[Short exercise] Below are entries. Pull out all lines containing "flavor".

[Data provided]

------------------------

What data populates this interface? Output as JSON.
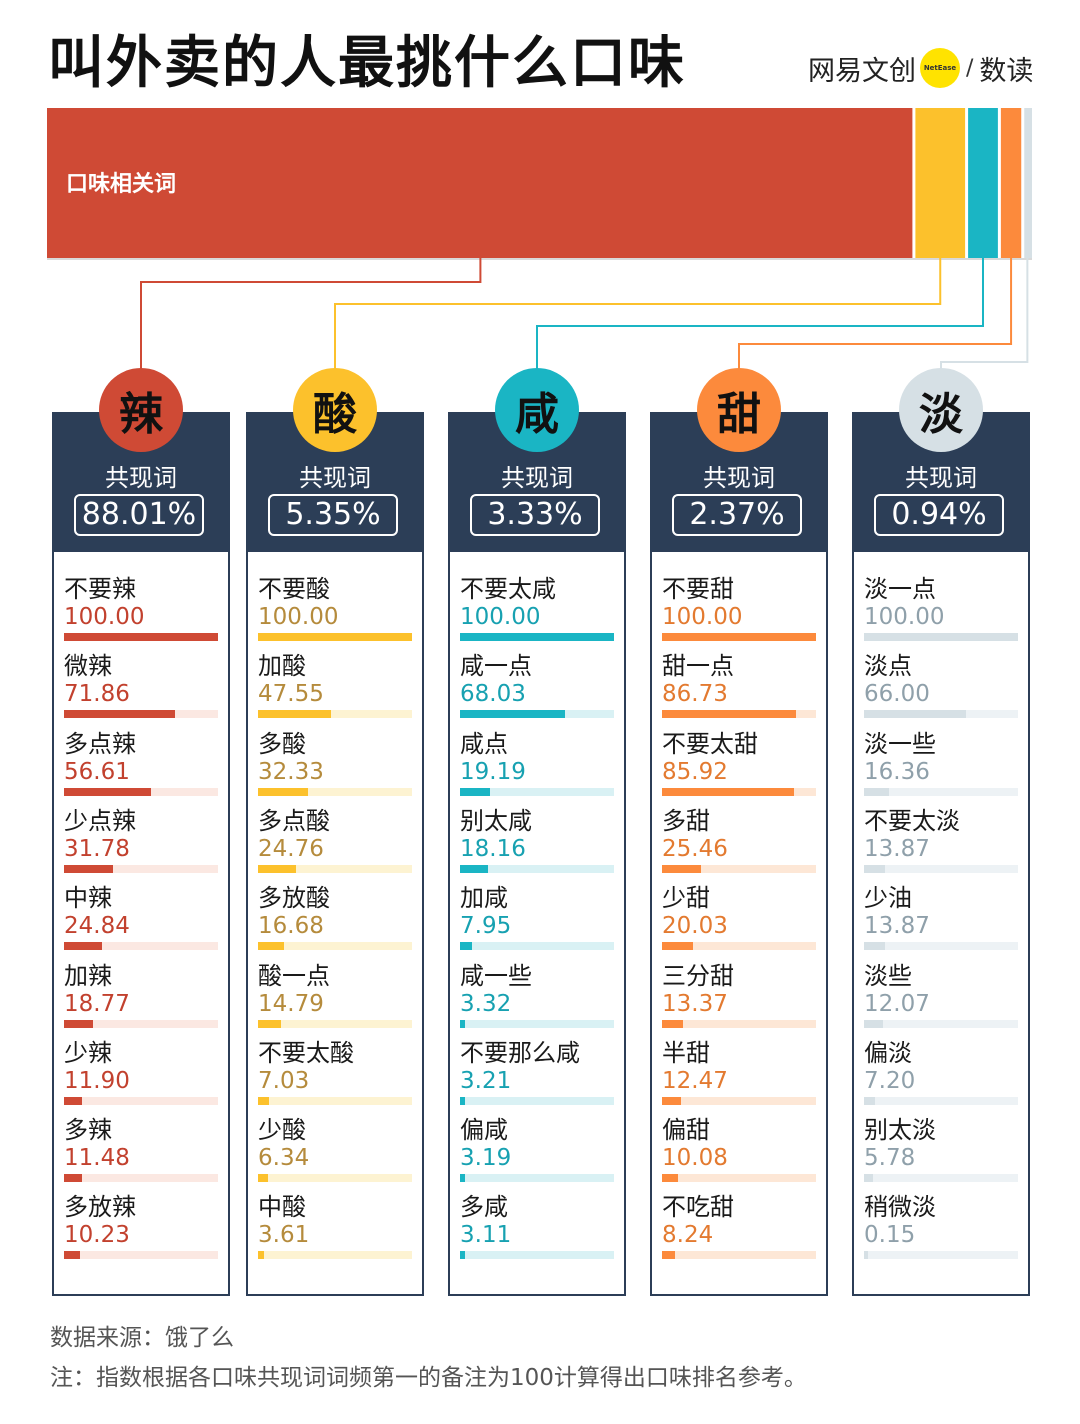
{
  "header": {
    "title": "叫外卖的人最挑什么口味",
    "logo_left": "网易文创",
    "logo_badge": "NetEase",
    "logo_slash": "/",
    "logo_right": "数读"
  },
  "share_bar": {
    "label": "口味相关词"
  },
  "colors": {
    "辣": {
      "main": "#cf4a35",
      "light": "#fbe8e2",
      "value": "#c2412e"
    },
    "酸": {
      "main": "#fcc12c",
      "light": "#fdf3d2",
      "value": "#b58b3c"
    },
    "咸": {
      "main": "#1ab5c4",
      "light": "#d9f1f4",
      "value": "#17a1b1"
    },
    "甜": {
      "main": "#fc8a3c",
      "light": "#fde7d6",
      "value": "#e37a30"
    },
    "淡": {
      "main": "#d6e0e5",
      "light": "#edf2f5",
      "value": "#8fa0aa"
    },
    "header_bg": "#2c3e57"
  },
  "chart_data": {
    "type": "bar",
    "title": "叫外卖的人最挑什么口味",
    "share": {
      "label": "口味相关词",
      "categories": [
        "辣",
        "酸",
        "咸",
        "甜",
        "淡"
      ],
      "values": [
        88.01,
        5.35,
        3.33,
        2.37,
        0.94
      ]
    },
    "columns": [
      {
        "flavor": "辣",
        "caption": "共现词",
        "percent": "88.01%",
        "items": [
          {
            "label": "不要辣",
            "value": 100.0,
            "display": "100.00"
          },
          {
            "label": "微辣",
            "value": 71.86,
            "display": "71.86"
          },
          {
            "label": "多点辣",
            "value": 56.61,
            "display": "56.61"
          },
          {
            "label": "少点辣",
            "value": 31.78,
            "display": "31.78"
          },
          {
            "label": "中辣",
            "value": 24.84,
            "display": "24.84"
          },
          {
            "label": "加辣",
            "value": 18.77,
            "display": "18.77"
          },
          {
            "label": "少辣",
            "value": 11.9,
            "display": "11.90"
          },
          {
            "label": "多辣",
            "value": 11.48,
            "display": "11.48"
          },
          {
            "label": "多放辣",
            "value": 10.23,
            "display": "10.23"
          }
        ]
      },
      {
        "flavor": "酸",
        "caption": "共现词",
        "percent": "5.35%",
        "items": [
          {
            "label": "不要酸",
            "value": 100.0,
            "display": "100.00"
          },
          {
            "label": "加酸",
            "value": 47.55,
            "display": "47.55"
          },
          {
            "label": "多酸",
            "value": 32.33,
            "display": "32.33"
          },
          {
            "label": "多点酸",
            "value": 24.76,
            "display": "24.76"
          },
          {
            "label": "多放酸",
            "value": 16.68,
            "display": "16.68"
          },
          {
            "label": "酸一点",
            "value": 14.79,
            "display": "14.79"
          },
          {
            "label": "不要太酸",
            "value": 7.03,
            "display": "7.03"
          },
          {
            "label": "少酸",
            "value": 6.34,
            "display": "6.34"
          },
          {
            "label": "中酸",
            "value": 3.61,
            "display": "3.61"
          }
        ]
      },
      {
        "flavor": "咸",
        "caption": "共现词",
        "percent": "3.33%",
        "items": [
          {
            "label": "不要太咸",
            "value": 100.0,
            "display": "100.00"
          },
          {
            "label": "咸一点",
            "value": 68.03,
            "display": "68.03"
          },
          {
            "label": "咸点",
            "value": 19.19,
            "display": "19.19"
          },
          {
            "label": "别太咸",
            "value": 18.16,
            "display": "18.16"
          },
          {
            "label": "加咸",
            "value": 7.95,
            "display": "7.95"
          },
          {
            "label": "咸一些",
            "value": 3.32,
            "display": "3.32"
          },
          {
            "label": "不要那么咸",
            "value": 3.21,
            "display": "3.21"
          },
          {
            "label": "偏咸",
            "value": 3.19,
            "display": "3.19"
          },
          {
            "label": "多咸",
            "value": 3.11,
            "display": "3.11"
          }
        ]
      },
      {
        "flavor": "甜",
        "caption": "共现词",
        "percent": "2.37%",
        "items": [
          {
            "label": "不要甜",
            "value": 100.0,
            "display": "100.00"
          },
          {
            "label": "甜一点",
            "value": 86.73,
            "display": "86.73"
          },
          {
            "label": "不要太甜",
            "value": 85.92,
            "display": "85.92"
          },
          {
            "label": "多甜",
            "value": 25.46,
            "display": "25.46"
          },
          {
            "label": "少甜",
            "value": 20.03,
            "display": "20.03"
          },
          {
            "label": "三分甜",
            "value": 13.37,
            "display": "13.37"
          },
          {
            "label": "半甜",
            "value": 12.47,
            "display": "12.47"
          },
          {
            "label": "偏甜",
            "value": 10.08,
            "display": "10.08"
          },
          {
            "label": "不吃甜",
            "value": 8.24,
            "display": "8.24"
          }
        ]
      },
      {
        "flavor": "淡",
        "caption": "共现词",
        "percent": "0.94%",
        "items": [
          {
            "label": "淡一点",
            "value": 100.0,
            "display": "100.00"
          },
          {
            "label": "淡点",
            "value": 66.0,
            "display": "66.00"
          },
          {
            "label": "淡一些",
            "value": 16.36,
            "display": "16.36"
          },
          {
            "label": "不要太淡",
            "value": 13.87,
            "display": "13.87"
          },
          {
            "label": "少油",
            "value": 13.87,
            "display": "13.87"
          },
          {
            "label": "淡些",
            "value": 12.07,
            "display": "12.07"
          },
          {
            "label": "偏淡",
            "value": 7.2,
            "display": "7.20"
          },
          {
            "label": "别太淡",
            "value": 5.78,
            "display": "5.78"
          },
          {
            "label": "稍微淡",
            "value": 0.15,
            "display": "0.15"
          }
        ]
      }
    ],
    "xmax": 100
  },
  "footer": {
    "source": "数据来源：饿了么",
    "note": "注：指数根据各口味共现词词频第一的备注为100计算得出口味排名参考。"
  }
}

------------------------

[Response to this task]
        "flavor": "辣",
        "flavor": "酸",
        "flavor": "咸",
        "flavor": "甜",
        "flavor": "淡",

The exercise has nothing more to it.